-- BEGIN --

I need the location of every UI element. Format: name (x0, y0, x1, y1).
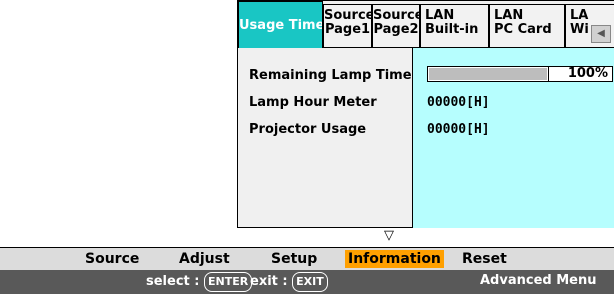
tab-label-line1: Source (373, 8, 420, 23)
tab-label-line2: Page1 (324, 22, 371, 37)
menu-setup[interactable]: Setup (268, 250, 320, 268)
tab-label-line2: Page2 (373, 22, 419, 37)
tab-scroll-left-button[interactable]: ◀ (591, 25, 611, 43)
tab-label-line1: Source (324, 8, 372, 23)
tab-source-page1[interactable]: Source Page1 (323, 4, 372, 48)
key-hint-bar: select : ENTER exit : EXIT Advanced Menu (0, 270, 614, 294)
select-hint-label: select : (146, 274, 200, 289)
down-arrow-icon: ▽ (384, 228, 394, 243)
triangle-left-icon: ◀ (597, 28, 605, 39)
tab-label: Usage Time (239, 18, 323, 33)
tab-label-line2: PC Card (494, 22, 552, 37)
select-hint: select : ENTER (146, 272, 253, 292)
exit-hint-label: exit : (250, 274, 288, 289)
exit-hint: exit : EXIT (250, 272, 328, 292)
gauge-fill (429, 68, 547, 80)
menu-source[interactable]: Source (82, 250, 142, 268)
projector-usage-value: 00000[H] (427, 122, 490, 137)
tab-source-page2[interactable]: Source Page2 (372, 4, 420, 48)
value-column: 100% 00000[H] 00000[H] (413, 48, 614, 228)
remaining-lamp-time-value: 100% (567, 66, 608, 81)
tab-label-line2: Built-in (425, 22, 479, 37)
information-window: Usage Time Source Page1 Source Page2 LAN… (237, 0, 614, 228)
usage-time-panel: Remaining Lamp Time Lamp Hour Meter Proj… (238, 47, 614, 228)
advanced-menu-label: Advanced Menu (480, 273, 597, 288)
tab-lan-pccard[interactable]: LAN PC Card (489, 4, 565, 48)
remaining-lamp-time-gauge: 100% (427, 66, 613, 82)
menu-adjust[interactable]: Adjust (176, 250, 233, 268)
main-menu-bar: Source Adjust Setup Information Reset (0, 247, 614, 270)
remaining-lamp-time-label: Remaining Lamp Time (249, 68, 412, 83)
tab-label-line1: LAN (425, 8, 455, 23)
label-column: Remaining Lamp Time Lamp Hour Meter Proj… (238, 48, 413, 228)
tab-label-line1: LA (570, 8, 589, 23)
lamp-hour-meter-value: 00000[H] (427, 95, 490, 110)
projector-usage-label: Projector Usage (249, 122, 367, 137)
menu-reset[interactable]: Reset (459, 250, 510, 268)
exit-key-icon: EXIT (292, 272, 328, 292)
lamp-hour-meter-label: Lamp Hour Meter (249, 95, 377, 110)
tab-strip: Usage Time Source Page1 Source Page2 LAN… (238, 1, 614, 48)
tab-usage-time[interactable]: Usage Time (238, 1, 323, 48)
menu-information[interactable]: Information (345, 250, 444, 268)
tab-label-line1: LAN (494, 8, 524, 23)
enter-key-icon: ENTER (204, 272, 253, 292)
tab-lan-builtin[interactable]: LAN Built-in (420, 4, 489, 48)
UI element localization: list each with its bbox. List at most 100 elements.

-- END --

**Written problem**
Copy the records above word for word, leaving out the pictures.

**Exercise result**
I need the location of every UI element. Format: name (x0, y0, x1, y1).
tab-label-line1: Source (373, 8, 420, 23)
tab-label-line2: Page1 (324, 22, 371, 37)
menu-setup[interactable]: Setup (268, 250, 320, 268)
tab-label-line2: Page2 (373, 22, 419, 37)
tab-scroll-left-button[interactable]: ◀ (591, 25, 611, 43)
tab-label-line1: Source (324, 8, 372, 23)
tab-source-page1[interactable]: Source Page1 (323, 4, 372, 48)
key-hint-bar: select : ENTER exit : EXIT Advanced Menu (0, 270, 614, 294)
select-hint-label: select : (146, 274, 200, 289)
down-arrow-icon: ▽ (384, 228, 394, 243)
triangle-left-icon: ◀ (597, 28, 605, 39)
tab-label: Usage Time (239, 18, 323, 33)
tab-label-line2: PC Card (494, 22, 552, 37)
select-hint: select : ENTER (146, 272, 253, 292)
exit-hint-label: exit : (250, 274, 288, 289)
exit-hint: exit : EXIT (250, 272, 328, 292)
gauge-fill (429, 68, 547, 80)
menu-source[interactable]: Source (82, 250, 142, 268)
projector-usage-value: 00000[H] (427, 122, 490, 137)
tab-source-page2[interactable]: Source Page2 (372, 4, 420, 48)
value-column: 100% 00000[H] 00000[H] (413, 48, 614, 228)
remaining-lamp-time-value: 100% (567, 66, 608, 81)
tab-label-line2: Built-in (425, 22, 479, 37)
information-window: Usage Time Source Page1 Source Page2 LAN… (237, 0, 614, 228)
usage-time-panel: Remaining Lamp Time Lamp Hour Meter Proj… (238, 47, 614, 228)
advanced-menu-label: Advanced Menu (480, 273, 597, 288)
tab-lan-pccard[interactable]: LAN PC Card (489, 4, 565, 48)
remaining-lamp-time-gauge: 100% (427, 66, 613, 82)
menu-adjust[interactable]: Adjust (176, 250, 233, 268)
main-menu-bar: Source Adjust Setup Information Reset (0, 247, 614, 270)
remaining-lamp-time-label: Remaining Lamp Time (249, 68, 412, 83)
tab-label-line1: LAN (425, 8, 455, 23)
label-column: Remaining Lamp Time Lamp Hour Meter Proj… (238, 48, 413, 228)
tab-label-line1: LA (570, 8, 589, 23)
lamp-hour-meter-value: 00000[H] (427, 95, 490, 110)
projector-usage-label: Projector Usage (249, 122, 367, 137)
menu-reset[interactable]: Reset (459, 250, 510, 268)
exit-key-icon: EXIT (292, 272, 328, 292)
lamp-hour-meter-label: Lamp Hour Meter (249, 95, 377, 110)
tab-strip: Usage Time Source Page1 Source Page2 LAN… (238, 1, 614, 48)
tab-usage-time[interactable]: Usage Time (238, 1, 323, 48)
menu-information[interactable]: Information (345, 250, 444, 268)
tab-label-line1: LAN (494, 8, 524, 23)
enter-key-icon: ENTER (204, 272, 253, 292)
tab-lan-builtin[interactable]: LAN Built-in (420, 4, 489, 48)
UI element localization: list each with its bbox. List at most 100 elements.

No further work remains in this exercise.